*Task description*: Scan the material for the word "cash", and copy each line where it shows up.
::::
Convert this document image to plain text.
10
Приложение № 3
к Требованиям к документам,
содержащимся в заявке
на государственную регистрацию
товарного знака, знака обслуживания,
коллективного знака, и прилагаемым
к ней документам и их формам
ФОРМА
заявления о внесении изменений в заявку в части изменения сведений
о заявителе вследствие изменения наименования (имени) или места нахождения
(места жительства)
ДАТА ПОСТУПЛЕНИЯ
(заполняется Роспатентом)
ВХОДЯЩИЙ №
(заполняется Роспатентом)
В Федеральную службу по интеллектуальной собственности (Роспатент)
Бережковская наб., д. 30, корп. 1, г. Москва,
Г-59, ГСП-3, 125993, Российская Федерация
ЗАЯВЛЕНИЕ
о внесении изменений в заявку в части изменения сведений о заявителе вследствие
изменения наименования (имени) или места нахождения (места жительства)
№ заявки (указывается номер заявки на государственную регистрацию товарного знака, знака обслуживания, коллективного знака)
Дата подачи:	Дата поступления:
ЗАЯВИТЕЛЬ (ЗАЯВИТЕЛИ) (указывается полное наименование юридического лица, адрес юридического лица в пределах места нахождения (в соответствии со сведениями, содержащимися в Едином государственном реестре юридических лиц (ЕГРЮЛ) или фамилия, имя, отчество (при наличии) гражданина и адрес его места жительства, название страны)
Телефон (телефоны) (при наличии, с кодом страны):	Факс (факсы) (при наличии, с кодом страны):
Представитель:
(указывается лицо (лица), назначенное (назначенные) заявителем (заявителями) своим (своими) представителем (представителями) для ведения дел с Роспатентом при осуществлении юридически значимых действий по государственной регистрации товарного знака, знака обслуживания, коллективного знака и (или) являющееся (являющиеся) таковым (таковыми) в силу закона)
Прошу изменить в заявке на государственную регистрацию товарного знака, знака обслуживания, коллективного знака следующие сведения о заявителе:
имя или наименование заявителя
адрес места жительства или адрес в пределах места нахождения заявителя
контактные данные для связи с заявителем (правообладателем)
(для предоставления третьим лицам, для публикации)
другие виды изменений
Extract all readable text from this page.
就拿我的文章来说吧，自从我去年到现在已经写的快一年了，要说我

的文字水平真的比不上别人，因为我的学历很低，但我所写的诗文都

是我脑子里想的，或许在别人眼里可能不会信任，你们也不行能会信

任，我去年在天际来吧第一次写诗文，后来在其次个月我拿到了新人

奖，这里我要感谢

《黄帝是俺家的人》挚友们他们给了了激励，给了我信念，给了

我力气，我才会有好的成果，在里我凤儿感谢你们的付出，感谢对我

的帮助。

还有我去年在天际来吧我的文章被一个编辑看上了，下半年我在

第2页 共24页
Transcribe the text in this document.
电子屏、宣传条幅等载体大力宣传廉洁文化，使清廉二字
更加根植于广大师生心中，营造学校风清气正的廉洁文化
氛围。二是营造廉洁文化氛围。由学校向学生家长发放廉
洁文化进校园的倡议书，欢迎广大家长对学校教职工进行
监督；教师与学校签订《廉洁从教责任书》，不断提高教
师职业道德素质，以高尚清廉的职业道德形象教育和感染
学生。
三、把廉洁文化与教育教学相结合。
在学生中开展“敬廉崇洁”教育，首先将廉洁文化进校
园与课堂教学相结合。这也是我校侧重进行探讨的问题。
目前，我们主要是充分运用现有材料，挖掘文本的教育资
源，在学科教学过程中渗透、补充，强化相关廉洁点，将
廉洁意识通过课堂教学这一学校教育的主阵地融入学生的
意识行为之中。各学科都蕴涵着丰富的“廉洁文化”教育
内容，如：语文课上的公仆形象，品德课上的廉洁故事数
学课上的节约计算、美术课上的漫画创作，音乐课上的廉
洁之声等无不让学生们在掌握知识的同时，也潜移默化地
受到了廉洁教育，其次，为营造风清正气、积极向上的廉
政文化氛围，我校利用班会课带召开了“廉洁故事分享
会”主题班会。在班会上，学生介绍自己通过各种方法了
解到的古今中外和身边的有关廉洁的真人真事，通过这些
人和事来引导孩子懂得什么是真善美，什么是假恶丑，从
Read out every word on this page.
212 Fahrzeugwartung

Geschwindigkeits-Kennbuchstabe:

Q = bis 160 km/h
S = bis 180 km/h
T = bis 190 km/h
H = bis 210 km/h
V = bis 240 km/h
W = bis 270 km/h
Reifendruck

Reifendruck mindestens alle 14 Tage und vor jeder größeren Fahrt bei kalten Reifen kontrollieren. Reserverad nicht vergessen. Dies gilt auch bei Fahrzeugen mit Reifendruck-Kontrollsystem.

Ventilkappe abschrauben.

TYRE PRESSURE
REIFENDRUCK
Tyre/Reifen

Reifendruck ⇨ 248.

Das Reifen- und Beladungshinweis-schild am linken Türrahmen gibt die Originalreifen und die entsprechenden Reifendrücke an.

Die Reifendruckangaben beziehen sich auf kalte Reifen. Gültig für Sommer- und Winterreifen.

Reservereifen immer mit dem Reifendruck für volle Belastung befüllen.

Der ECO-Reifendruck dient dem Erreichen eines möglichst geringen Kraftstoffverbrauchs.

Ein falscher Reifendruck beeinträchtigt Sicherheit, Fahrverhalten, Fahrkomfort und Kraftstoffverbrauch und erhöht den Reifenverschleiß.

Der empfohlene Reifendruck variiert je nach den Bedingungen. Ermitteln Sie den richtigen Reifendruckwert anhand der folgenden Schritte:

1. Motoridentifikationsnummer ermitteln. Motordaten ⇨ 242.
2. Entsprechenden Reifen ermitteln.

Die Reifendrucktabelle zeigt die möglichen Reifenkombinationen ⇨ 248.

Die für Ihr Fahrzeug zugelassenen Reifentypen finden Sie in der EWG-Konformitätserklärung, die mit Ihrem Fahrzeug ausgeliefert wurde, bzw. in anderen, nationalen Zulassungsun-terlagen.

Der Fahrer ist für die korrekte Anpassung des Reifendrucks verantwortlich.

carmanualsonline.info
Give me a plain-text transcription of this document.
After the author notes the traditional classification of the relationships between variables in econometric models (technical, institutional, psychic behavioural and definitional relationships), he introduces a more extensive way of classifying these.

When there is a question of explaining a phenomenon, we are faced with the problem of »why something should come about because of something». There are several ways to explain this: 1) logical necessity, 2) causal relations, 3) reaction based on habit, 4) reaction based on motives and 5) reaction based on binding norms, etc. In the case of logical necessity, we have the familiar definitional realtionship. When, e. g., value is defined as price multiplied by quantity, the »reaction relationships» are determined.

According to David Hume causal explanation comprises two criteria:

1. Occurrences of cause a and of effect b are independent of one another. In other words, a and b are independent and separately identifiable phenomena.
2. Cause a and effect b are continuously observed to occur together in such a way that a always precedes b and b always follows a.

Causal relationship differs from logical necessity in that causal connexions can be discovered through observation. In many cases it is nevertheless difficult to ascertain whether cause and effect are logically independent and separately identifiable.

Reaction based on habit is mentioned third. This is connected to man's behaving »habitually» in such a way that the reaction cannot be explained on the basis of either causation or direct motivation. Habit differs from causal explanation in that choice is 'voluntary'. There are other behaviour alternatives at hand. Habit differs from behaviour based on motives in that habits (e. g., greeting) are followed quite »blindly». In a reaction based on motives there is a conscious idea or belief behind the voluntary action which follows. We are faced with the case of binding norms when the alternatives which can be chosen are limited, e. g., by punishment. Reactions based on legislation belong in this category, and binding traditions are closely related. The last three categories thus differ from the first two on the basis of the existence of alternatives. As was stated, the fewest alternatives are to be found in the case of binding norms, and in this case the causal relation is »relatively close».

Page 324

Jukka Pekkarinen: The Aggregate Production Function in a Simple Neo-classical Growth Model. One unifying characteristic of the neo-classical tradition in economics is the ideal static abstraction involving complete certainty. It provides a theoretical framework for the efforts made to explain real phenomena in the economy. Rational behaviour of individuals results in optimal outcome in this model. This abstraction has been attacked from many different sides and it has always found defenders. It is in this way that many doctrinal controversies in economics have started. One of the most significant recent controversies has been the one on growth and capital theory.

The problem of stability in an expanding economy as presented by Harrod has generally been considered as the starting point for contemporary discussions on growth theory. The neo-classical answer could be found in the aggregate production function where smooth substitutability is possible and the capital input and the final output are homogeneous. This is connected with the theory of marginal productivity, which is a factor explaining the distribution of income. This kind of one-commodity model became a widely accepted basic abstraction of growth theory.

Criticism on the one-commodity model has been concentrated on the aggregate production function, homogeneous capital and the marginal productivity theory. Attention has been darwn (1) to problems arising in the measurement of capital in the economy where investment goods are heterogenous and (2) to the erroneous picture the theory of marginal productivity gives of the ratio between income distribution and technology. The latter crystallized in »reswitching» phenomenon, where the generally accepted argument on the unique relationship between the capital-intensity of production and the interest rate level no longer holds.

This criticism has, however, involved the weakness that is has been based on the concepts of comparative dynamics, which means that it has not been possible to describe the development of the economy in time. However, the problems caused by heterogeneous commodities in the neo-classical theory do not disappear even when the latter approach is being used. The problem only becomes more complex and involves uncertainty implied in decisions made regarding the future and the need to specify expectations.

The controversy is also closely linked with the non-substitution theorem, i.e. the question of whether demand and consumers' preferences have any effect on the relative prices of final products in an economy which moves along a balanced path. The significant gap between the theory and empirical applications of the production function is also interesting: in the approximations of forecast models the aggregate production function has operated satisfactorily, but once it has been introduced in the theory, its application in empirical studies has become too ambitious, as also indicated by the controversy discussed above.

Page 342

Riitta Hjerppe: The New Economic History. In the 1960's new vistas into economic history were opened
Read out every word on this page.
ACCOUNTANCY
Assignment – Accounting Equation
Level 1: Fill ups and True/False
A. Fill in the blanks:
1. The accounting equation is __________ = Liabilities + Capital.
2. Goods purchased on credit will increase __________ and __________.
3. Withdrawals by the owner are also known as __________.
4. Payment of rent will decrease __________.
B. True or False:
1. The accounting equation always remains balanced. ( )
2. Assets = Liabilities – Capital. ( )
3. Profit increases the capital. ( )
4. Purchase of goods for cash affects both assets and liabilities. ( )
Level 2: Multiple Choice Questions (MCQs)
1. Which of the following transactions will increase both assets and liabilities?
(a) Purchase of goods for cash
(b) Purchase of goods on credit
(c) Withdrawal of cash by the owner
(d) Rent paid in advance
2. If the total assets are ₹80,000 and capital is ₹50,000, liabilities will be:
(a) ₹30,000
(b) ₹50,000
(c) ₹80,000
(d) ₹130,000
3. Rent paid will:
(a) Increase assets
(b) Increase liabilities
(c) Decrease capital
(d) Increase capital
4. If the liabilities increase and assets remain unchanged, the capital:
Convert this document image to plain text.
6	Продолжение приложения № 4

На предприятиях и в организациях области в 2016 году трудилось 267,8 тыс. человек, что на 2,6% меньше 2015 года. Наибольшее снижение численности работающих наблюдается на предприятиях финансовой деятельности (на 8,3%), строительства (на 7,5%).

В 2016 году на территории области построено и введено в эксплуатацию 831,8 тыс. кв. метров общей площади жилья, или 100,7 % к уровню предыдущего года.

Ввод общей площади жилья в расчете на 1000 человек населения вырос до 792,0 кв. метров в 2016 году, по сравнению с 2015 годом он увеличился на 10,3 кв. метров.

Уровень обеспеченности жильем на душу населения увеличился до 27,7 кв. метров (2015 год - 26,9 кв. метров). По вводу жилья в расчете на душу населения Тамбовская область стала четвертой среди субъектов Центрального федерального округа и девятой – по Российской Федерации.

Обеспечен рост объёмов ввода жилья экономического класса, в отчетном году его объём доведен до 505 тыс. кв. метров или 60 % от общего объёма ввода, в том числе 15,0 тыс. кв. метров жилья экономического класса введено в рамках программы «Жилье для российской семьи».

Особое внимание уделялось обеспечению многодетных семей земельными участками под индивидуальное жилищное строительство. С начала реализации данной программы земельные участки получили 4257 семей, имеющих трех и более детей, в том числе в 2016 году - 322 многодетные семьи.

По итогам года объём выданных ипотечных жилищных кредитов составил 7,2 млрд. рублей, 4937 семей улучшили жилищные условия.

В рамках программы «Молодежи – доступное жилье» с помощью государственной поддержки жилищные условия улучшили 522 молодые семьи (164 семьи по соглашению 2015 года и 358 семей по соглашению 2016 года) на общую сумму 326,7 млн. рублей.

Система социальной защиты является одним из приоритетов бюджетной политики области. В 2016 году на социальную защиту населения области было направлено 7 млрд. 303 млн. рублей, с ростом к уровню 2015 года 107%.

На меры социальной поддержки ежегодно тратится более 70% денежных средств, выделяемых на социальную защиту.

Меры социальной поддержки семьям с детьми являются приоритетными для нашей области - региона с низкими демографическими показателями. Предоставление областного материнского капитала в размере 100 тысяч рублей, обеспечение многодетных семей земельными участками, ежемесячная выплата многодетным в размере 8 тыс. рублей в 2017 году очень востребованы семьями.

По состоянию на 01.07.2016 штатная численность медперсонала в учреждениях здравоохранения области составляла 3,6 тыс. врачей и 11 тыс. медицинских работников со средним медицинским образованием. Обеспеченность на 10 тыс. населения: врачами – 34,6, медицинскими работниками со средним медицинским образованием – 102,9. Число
::::
*Response to the task*:
4. Purchase of goods for cash affects both assets and liabilities. ( )
(a) Purchase of goods for cash
(c) Withdrawal of cash by the owner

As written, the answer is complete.